**Task:**
Nothing in the records may be left out or altered; reproduce them all exactly.

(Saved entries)
··········
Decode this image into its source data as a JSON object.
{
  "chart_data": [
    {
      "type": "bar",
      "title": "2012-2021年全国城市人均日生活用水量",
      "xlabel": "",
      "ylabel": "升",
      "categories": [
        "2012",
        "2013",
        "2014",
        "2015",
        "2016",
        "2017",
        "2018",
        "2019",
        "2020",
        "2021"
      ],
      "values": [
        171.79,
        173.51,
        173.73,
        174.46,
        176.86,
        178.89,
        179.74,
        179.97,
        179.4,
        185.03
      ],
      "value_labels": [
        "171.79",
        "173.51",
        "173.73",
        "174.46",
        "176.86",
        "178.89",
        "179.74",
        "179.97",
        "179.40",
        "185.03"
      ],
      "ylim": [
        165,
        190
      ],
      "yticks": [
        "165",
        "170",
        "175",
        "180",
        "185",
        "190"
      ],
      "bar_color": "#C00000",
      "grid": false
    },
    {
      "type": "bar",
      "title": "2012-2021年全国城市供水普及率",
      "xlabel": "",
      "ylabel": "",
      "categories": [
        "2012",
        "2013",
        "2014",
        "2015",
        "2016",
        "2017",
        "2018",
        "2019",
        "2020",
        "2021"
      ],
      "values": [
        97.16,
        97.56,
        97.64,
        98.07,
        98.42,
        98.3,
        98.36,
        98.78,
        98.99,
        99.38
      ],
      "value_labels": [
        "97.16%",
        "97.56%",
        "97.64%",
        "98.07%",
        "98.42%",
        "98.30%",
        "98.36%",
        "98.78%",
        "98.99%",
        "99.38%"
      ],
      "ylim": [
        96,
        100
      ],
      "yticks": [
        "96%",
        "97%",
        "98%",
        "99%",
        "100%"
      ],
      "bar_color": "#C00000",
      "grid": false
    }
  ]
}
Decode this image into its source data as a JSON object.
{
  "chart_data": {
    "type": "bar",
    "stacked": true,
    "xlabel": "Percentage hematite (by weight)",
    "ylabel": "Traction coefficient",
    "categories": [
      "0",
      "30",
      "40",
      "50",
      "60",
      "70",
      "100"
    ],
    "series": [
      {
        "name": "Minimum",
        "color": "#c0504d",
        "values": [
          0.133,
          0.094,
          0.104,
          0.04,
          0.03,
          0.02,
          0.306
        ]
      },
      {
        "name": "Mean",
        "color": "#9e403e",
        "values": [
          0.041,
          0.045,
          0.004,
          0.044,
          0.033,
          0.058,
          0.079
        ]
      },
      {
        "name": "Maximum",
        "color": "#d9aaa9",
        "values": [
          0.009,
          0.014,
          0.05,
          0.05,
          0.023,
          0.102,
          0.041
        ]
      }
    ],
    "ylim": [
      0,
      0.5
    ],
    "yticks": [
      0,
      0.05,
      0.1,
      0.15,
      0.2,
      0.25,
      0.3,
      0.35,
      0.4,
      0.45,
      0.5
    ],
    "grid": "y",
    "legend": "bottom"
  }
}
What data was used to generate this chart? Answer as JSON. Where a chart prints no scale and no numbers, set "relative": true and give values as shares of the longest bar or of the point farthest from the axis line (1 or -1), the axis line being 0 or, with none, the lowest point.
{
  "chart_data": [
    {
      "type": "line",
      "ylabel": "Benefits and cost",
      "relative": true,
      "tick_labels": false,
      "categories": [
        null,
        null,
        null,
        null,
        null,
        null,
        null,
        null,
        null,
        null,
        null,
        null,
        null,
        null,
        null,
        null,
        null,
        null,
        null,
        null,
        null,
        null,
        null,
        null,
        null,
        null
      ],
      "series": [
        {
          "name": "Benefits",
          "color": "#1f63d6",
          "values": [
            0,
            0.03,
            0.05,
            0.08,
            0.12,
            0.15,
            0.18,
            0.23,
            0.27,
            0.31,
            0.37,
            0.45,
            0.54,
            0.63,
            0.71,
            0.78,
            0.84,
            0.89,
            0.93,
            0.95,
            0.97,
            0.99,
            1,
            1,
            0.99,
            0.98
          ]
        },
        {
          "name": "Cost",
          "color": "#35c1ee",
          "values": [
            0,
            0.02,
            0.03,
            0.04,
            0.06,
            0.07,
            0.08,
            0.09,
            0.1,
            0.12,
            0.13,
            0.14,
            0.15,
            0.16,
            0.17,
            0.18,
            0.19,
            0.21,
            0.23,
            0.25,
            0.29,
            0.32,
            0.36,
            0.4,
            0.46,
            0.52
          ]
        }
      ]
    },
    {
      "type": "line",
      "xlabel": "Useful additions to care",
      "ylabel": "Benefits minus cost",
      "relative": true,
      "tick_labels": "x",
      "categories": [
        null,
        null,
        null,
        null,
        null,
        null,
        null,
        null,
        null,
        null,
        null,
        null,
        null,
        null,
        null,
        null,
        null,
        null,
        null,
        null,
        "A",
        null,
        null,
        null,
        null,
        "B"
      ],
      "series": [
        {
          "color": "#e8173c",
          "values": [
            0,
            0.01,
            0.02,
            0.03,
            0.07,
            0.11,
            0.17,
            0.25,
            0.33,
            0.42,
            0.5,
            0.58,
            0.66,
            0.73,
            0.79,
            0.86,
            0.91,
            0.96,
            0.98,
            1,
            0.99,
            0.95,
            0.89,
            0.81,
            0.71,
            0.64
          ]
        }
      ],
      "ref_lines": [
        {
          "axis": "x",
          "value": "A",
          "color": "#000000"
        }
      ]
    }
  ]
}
··········
**Written answer:**
Decode this image into its source data as a JSON object.
{
  "chart_data": [
    {
      "type": "bar",
      "title": "2012-2021年全国城市人均日生活用水量",
      "xlabel": "",
      "ylabel": "升",
      "categories": [
        "2012",
        "2013",
        "2014",
        "2015",
        "2016",
        "2017",
        "2018",
        "2019",
        "2020",
        "2021"
      ],
      "values": [
        171.79,
        173.51,
        173.73,
        174.46,
        176.86,
        178.89,
        179.74,
        179.97,
        179.4,
        185.03
      ],
      "value_labels": [
        "171.79",
        "173.51",
        "173.73",
        "174.46",
        "176.86",
        "178.89",
        "179.74",
        "179.97",
        "179.40",
        "185.03"
      ],
      "ylim": [
        165,
        190
      ],
      "yticks": [
        "165",
        "170",
        "175",
        "180",
        "185",
        "190"
      ],
      "bar_color": "#C00000",
      "grid": false
    },
    {
      "type": "bar",
      "title": "2012-2021年全国城市供水普及率",
      "xlabel": "",
      "ylabel": "",
      "categories": [
        "2012",
        "2013",
        "2014",
        "2015",
        "2016",
        "2017",
        "2018",
        "2019",
        "2020",
        "2021"
      ],
      "values": [
        97.16,
        97.56,
        97.64,
        98.07,
        98.42,
        98.3,
        98.36,
        98.78,
        98.99,
        99.38
      ],
      "value_labels": [
        "97.16%",
        "97.56%",
        "97.64%",
        "98.07%",
        "98.42%",
        "98.30%",
        "98.36%",
        "98.78%",
        "98.99%",
        "99.38%"
      ],
      "ylim": [
        96,
        100
      ],
      "yticks": [
        "96%",
        "97%",
        "98%",
        "99%",
        "100%"
      ],
      "bar_color": "#C00000",
      "grid": false
    }
  ]
}
Decode this image into its source data as a JSON object.
{
  "chart_data": {
    "type": "bar",
    "stacked": true,
    "xlabel": "Percentage hematite (by weight)",
    "ylabel": "Traction coefficient",
    "categories": [
      "0",
      "30",
      "40",
      "50",
      "60",
      "70",
      "100"
    ],
    "series": [
      {
        "name": "Minimum",
        "color": "#c0504d",
        "values": [
          0.133,
          0.094,
          0.104,
          0.04,
          0.03,
          0.02,
          0.306
        ]
      },
      {
        "name": "Mean",
        "color": "#9e403e",
        "values": [
          0.041,
          0.045,
          0.004,
          0.044,
          0.033,
          0.058,
          0.079
        ]
      },
      {
        "name": "Maximum",
        "color": "#d9aaa9",
        "values": [
          0.009,
          0.014,
          0.05,
          0.05,
          0.023,
          0.102,
          0.041
        ]
      }
    ],
    "ylim": [
      0,
      0.5
    ],
    "yticks": [
      0,
      0.05,
      0.1,
      0.15,
      0.2,
      0.25,
      0.3,
      0.35,
      0.4,
      0.45,
      0.5
    ],
    "grid": "y",
    "legend": "bottom"
  }
}
What data was used to generate this chart? Answer as JSON. Where a chart prints no scale and no numbers, set "relative": true and give values as shares of the longest bar or of the point farthest from the axis line (1 or -1), the axis line being 0 or, with none, the lowest point.
{
  "chart_data": [
    {
      "type": "line",
      "ylabel": "Benefits and cost",
      "relative": true,
      "tick_labels": false,
      "categories": [
        null,
        null,
        null,
        null,
        null,
        null,
        null,
        null,
        null,
        null,
        null,
        null,
        null,
        null,
        null,
        null,
        null,
        null,
        null,
        null,
        null,
        null,
        null,
        null,
        null,
        null
      ],
      "series": [
        {
          "name": "Benefits",
          "color": "#1f63d6",
          "values": [
            0,
            0.03,
            0.05,
            0.08,
            0.12,
            0.15,
            0.18,
            0.23,
            0.27,
            0.31,
            0.37,
            0.45,
            0.54,
            0.63,
            0.71,
            0.78,
            0.84,
            0.89,
            0.93,
            0.95,
            0.97,
            0.99,
            1,
            1,
            0.99,
            0.98
          ]
        },
        {
          "name": "Cost",
          "color": "#35c1ee",
          "values": [
            0,
            0.02,
            0.03,
            0.04,
            0.06,
            0.07,
            0.08,
            0.09,
            0.1,
            0.12,
            0.13,
            0.14,
            0.15,
            0.16,
            0.17,
            0.18,
            0.19,
            0.21,
            0.23,
            0.25,
            0.29,
            0.32,
            0.36,
            0.4,
            0.46,
            0.52
          ]
        }
      ]
    },
    {
      "type": "line",
      "xlabel": "Useful additions to care",
      "ylabel": "Benefits minus cost",
      "relative": true,
      "tick_labels": "x",
      "categories": [
        null,
        null,
        null,
        null,
        null,
        null,
        null,
        null,
        null,
        null,
        null,
        null,
        null,
        null,
        null,
        null,
        null,
        null,
        null,
        null,
        "A",
        null,
        null,
        null,
        null,
        "B"
      ],
      "series": [
        {
          "color": "#e8173c",
          "values": [
            0,
            0.01,
            0.02,
            0.03,
            0.07,
            0.11,
            0.17,
            0.25,
            0.33,
            0.42,
            0.5,
            0.58,
            0.66,
            0.73,
            0.79,
            0.86,
            0.91,
            0.96,
            0.98,
            1,
            0.99,
            0.95,
            0.89,
            0.81,
            0.71,
            0.64
          ]
        }
      ],
      "ref_lines": [
        {
          "axis": "x",
          "value": "A",
          "color": "#000000"
        }
      ]
    }
  ]
}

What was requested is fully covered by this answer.